**RECORDS SUPPLIED:**
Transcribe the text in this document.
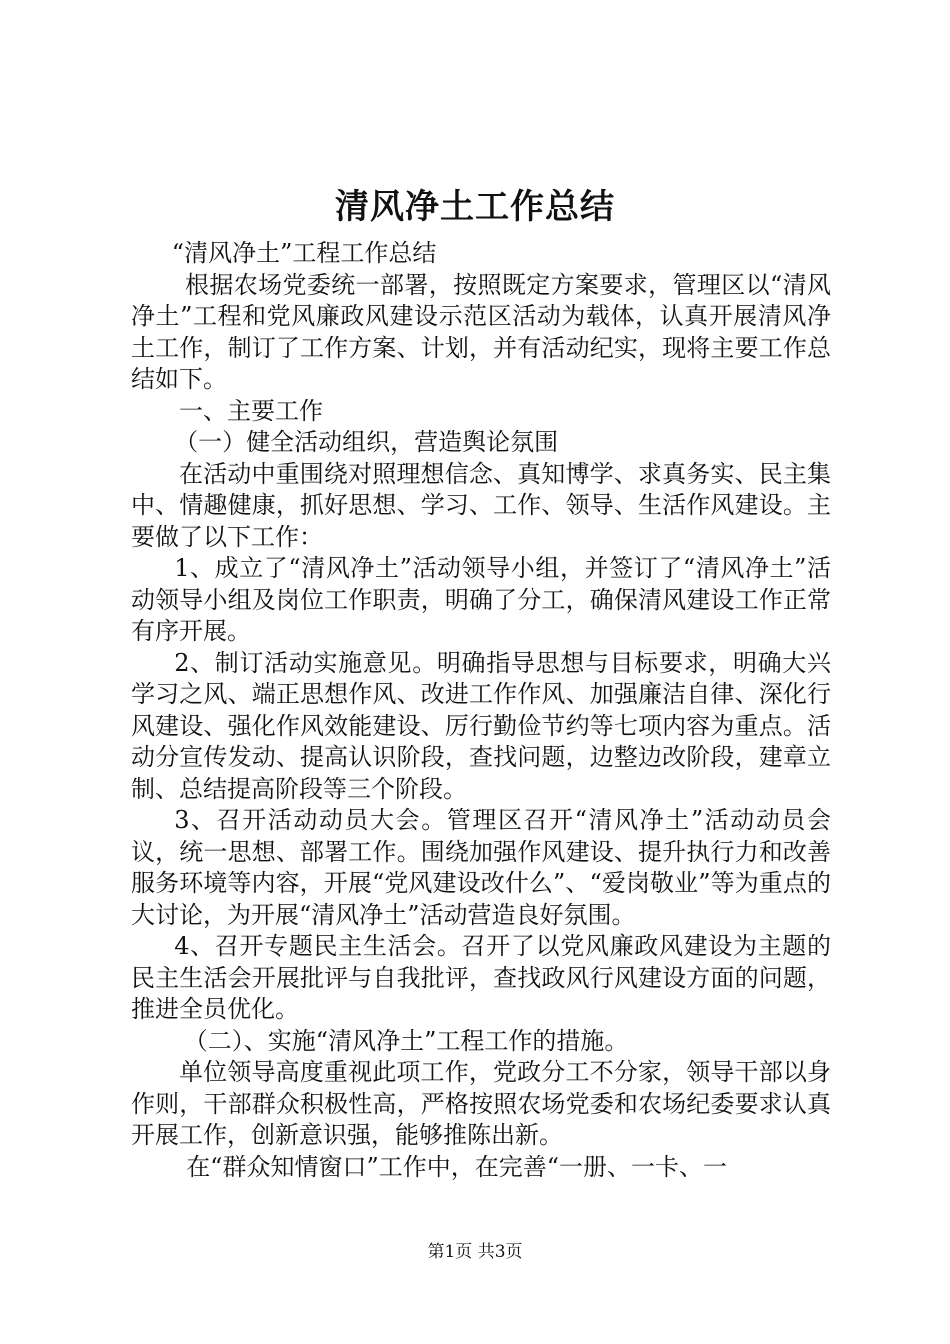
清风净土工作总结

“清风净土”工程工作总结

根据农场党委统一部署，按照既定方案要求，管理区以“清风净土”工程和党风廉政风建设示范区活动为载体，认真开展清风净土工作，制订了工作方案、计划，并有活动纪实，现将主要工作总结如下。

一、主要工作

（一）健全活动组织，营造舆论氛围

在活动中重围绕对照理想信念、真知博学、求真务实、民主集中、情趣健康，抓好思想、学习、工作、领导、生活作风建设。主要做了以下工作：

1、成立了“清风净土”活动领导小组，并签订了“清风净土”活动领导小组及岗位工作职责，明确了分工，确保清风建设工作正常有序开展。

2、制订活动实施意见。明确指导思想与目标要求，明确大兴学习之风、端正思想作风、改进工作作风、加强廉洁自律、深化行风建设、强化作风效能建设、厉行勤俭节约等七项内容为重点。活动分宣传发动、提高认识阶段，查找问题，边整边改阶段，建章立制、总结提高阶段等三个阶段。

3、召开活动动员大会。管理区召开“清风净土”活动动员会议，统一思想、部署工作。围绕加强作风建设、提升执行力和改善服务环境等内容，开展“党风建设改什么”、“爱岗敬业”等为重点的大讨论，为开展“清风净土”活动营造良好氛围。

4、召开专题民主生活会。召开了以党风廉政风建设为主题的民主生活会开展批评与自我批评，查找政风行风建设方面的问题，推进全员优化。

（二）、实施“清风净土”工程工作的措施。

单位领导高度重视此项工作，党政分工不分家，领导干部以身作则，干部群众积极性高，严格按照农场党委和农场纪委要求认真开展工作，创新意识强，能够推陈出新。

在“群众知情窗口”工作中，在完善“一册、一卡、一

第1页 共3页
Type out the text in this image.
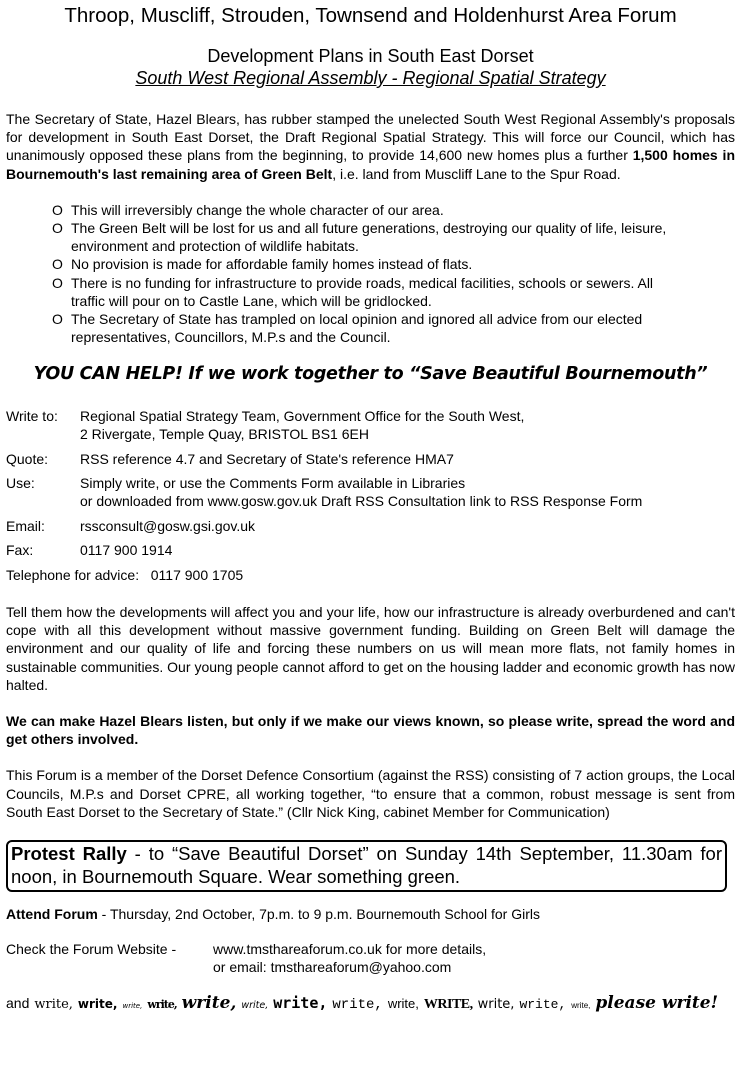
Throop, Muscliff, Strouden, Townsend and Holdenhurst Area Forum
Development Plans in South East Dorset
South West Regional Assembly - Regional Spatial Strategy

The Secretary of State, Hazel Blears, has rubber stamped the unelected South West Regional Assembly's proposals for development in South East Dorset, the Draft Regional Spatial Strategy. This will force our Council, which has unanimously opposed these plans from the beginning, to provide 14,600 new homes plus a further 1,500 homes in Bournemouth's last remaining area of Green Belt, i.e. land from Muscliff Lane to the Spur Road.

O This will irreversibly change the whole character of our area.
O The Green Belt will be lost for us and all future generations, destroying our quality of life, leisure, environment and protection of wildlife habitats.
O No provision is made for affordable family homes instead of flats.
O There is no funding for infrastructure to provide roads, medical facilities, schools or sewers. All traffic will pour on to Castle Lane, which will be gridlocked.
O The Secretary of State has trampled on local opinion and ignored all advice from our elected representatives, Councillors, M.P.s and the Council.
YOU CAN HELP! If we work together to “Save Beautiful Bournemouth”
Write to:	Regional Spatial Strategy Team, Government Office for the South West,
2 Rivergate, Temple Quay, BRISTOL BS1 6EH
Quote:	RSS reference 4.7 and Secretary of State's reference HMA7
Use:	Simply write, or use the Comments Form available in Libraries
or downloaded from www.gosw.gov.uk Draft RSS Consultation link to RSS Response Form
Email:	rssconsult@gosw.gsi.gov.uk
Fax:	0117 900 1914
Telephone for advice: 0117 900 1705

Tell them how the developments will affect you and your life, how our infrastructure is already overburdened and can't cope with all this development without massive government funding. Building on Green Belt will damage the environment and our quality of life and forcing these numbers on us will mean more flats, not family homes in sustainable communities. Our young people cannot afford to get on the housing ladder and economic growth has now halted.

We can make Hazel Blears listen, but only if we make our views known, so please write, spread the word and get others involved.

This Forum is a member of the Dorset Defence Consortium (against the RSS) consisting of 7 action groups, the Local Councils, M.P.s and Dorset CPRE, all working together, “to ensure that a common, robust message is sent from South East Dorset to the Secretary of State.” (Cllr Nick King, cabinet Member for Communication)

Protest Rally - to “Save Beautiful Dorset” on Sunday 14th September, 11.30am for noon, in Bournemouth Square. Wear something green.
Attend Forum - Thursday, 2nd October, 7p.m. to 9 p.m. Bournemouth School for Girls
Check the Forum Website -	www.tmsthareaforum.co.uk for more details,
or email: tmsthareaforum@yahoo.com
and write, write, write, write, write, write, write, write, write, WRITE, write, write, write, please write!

**TASK TO COMPLETE:**
Search the entries for "together" and copy out each line that has it.

**FULL RESPONSE:**
YOU CAN HELP! If we work together to “Save Beautiful Bournemouth”
This Forum is a member of the Dorset Defence Consortium (against the RSS) consisting of 7 action groups, the Local Councils, M.P.s and Dorset CPRE, all working together, “to ensure that a common, robust message is sent from South East Dorset to the Secretary of State.” (Cllr Nick King, cabinet Member for Communication)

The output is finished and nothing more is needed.